**Provided information**:
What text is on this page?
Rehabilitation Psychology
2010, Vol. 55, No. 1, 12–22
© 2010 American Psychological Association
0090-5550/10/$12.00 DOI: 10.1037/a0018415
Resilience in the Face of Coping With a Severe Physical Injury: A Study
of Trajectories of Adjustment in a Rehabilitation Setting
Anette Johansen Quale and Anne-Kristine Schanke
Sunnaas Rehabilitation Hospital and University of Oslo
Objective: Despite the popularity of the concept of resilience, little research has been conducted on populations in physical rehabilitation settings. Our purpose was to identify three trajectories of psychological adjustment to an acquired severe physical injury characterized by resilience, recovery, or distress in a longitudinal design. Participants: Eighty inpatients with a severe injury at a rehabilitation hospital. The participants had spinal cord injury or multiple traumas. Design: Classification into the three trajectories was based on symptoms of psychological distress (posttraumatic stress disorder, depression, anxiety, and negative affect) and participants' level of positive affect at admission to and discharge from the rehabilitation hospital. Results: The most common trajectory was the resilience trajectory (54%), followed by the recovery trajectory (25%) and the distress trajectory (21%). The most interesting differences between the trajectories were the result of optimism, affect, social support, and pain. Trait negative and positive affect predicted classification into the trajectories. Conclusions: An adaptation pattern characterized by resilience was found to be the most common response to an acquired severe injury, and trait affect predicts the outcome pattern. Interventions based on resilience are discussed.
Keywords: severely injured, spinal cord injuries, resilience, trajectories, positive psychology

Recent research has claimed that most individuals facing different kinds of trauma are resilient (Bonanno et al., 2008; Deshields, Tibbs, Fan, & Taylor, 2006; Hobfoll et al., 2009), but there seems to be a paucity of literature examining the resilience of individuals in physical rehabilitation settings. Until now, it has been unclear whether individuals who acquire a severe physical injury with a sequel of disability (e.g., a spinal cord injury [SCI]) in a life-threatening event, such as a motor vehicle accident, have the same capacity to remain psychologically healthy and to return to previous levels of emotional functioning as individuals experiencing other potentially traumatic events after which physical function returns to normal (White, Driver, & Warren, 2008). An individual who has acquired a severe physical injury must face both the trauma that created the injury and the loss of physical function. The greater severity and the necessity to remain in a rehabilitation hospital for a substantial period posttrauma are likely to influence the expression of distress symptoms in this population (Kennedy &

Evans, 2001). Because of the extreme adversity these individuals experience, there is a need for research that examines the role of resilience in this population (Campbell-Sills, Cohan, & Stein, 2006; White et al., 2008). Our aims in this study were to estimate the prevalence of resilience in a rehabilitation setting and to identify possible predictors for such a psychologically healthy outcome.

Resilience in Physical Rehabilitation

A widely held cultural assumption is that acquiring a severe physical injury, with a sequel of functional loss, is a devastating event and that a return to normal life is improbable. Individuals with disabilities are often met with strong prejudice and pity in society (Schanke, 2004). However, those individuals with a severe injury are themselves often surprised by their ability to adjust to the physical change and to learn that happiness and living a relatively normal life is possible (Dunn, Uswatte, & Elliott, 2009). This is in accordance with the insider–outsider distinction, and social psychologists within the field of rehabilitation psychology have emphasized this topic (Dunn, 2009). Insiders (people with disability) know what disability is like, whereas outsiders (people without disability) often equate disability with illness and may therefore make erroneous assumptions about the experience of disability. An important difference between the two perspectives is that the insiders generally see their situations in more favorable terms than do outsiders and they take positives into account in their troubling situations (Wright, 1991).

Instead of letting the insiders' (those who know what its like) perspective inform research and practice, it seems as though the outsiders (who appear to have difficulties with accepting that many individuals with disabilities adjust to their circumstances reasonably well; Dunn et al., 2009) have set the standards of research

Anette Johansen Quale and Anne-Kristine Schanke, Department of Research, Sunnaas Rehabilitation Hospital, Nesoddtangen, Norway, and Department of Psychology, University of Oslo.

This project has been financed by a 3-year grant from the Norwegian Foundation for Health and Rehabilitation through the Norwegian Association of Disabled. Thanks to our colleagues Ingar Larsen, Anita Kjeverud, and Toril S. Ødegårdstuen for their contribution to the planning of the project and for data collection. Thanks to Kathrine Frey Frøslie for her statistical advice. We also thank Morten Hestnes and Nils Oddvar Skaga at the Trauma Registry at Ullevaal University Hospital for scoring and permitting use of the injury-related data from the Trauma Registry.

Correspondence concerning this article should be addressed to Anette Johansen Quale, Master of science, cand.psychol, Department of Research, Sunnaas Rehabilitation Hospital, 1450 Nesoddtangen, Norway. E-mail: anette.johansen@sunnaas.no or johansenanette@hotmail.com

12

**What to do**: All of the material should be written out again exactly.

**Problem solution**:
What text is on this page?
Rehabilitation Psychology
2010, Vol. 55, No. 1, 12–22
© 2010 American Psychological Association
0090-5550/10/$12.00 DOI: 10.1037/a0018415
Resilience in the Face of Coping With a Severe Physical Injury: A Study
of Trajectories of Adjustment in a Rehabilitation Setting
Anette Johansen Quale and Anne-Kristine Schanke
Sunnaas Rehabilitation Hospital and University of Oslo
Objective: Despite the popularity of the concept of resilience, little research has been conducted on populations in physical rehabilitation settings. Our purpose was to identify three trajectories of psychological adjustment to an acquired severe physical injury characterized by resilience, recovery, or distress in a longitudinal design. Participants: Eighty inpatients with a severe injury at a rehabilitation hospital. The participants had spinal cord injury or multiple traumas. Design: Classification into the three trajectories was based on symptoms of psychological distress (posttraumatic stress disorder, depression, anxiety, and negative affect) and participants' level of positive affect at admission to and discharge from the rehabilitation hospital. Results: The most common trajectory was the resilience trajectory (54%), followed by the recovery trajectory (25%) and the distress trajectory (21%). The most interesting differences between the trajectories were the result of optimism, affect, social support, and pain. Trait negative and positive affect predicted classification into the trajectories. Conclusions: An adaptation pattern characterized by resilience was found to be the most common response to an acquired severe injury, and trait affect predicts the outcome pattern. Interventions based on resilience are discussed.
Keywords: severely injured, spinal cord injuries, resilience, trajectories, positive psychology

Recent research has claimed that most individuals facing different kinds of trauma are resilient (Bonanno et al., 2008; Deshields, Tibbs, Fan, & Taylor, 2006; Hobfoll et al., 2009), but there seems to be a paucity of literature examining the resilience of individuals in physical rehabilitation settings. Until now, it has been unclear whether individuals who acquire a severe physical injury with a sequel of disability (e.g., a spinal cord injury [SCI]) in a life-threatening event, such as a motor vehicle accident, have the same capacity to remain psychologically healthy and to return to previous levels of emotional functioning as individuals experiencing other potentially traumatic events after which physical function returns to normal (White, Driver, & Warren, 2008). An individual who has acquired a severe physical injury must face both the trauma that created the injury and the loss of physical function. The greater severity and the necessity to remain in a rehabilitation hospital for a substantial period posttrauma are likely to influence the expression of distress symptoms in this population (Kennedy &

Evans, 2001). Because of the extreme adversity these individuals experience, there is a need for research that examines the role of resilience in this population (Campbell-Sills, Cohan, & Stein, 2006; White et al., 2008). Our aims in this study were to estimate the prevalence of resilience in a rehabilitation setting and to identify possible predictors for such a psychologically healthy outcome.

Resilience in Physical Rehabilitation

A widely held cultural assumption is that acquiring a severe physical injury, with a sequel of functional loss, is a devastating event and that a return to normal life is improbable. Individuals with disabilities are often met with strong prejudice and pity in society (Schanke, 2004). However, those individuals with a severe injury are themselves often surprised by their ability to adjust to the physical change and to learn that happiness and living a relatively normal life is possible (Dunn, Uswatte, & Elliott, 2009). This is in accordance with the insider–outsider distinction, and social psychologists within the field of rehabilitation psychology have emphasized this topic (Dunn, 2009). Insiders (people with disability) know what disability is like, whereas outsiders (people without disability) often equate disability with illness and may therefore make erroneous assumptions about the experience of disability. An important difference between the two perspectives is that the insiders generally see their situations in more favorable terms than do outsiders and they take positives into account in their troubling situations (Wright, 1991).

Instead of letting the insiders' (those who know what its like) perspective inform research and practice, it seems as though the outsiders (who appear to have difficulties with accepting that many individuals with disabilities adjust to their circumstances reasonably well; Dunn et al., 2009) have set the standards of research

Anette Johansen Quale and Anne-Kristine Schanke, Department of Research, Sunnaas Rehabilitation Hospital, Nesoddtangen, Norway, and Department of Psychology, University of Oslo.

This project has been financed by a 3-year grant from the Norwegian Foundation for Health and Rehabilitation through the Norwegian Association of Disabled. Thanks to our colleagues Ingar Larsen, Anita Kjeverud, and Toril S. Ødegårdstuen for their contribution to the planning of the project and for data collection. Thanks to Kathrine Frey Frøslie for her statistical advice. We also thank Morten Hestnes and Nils Oddvar Skaga at the Trauma Registry at Ullevaal University Hospital for scoring and permitting use of the injury-related data from the Trauma Registry.

Correspondence concerning this article should be addressed to Anette Johansen Quale, Master of science, cand.psychol, Department of Research, Sunnaas Rehabilitation Hospital, 1450 Nesoddtangen, Norway. E-mail: anette.johansen@sunnaas.no or johansenanette@hotmail.com

12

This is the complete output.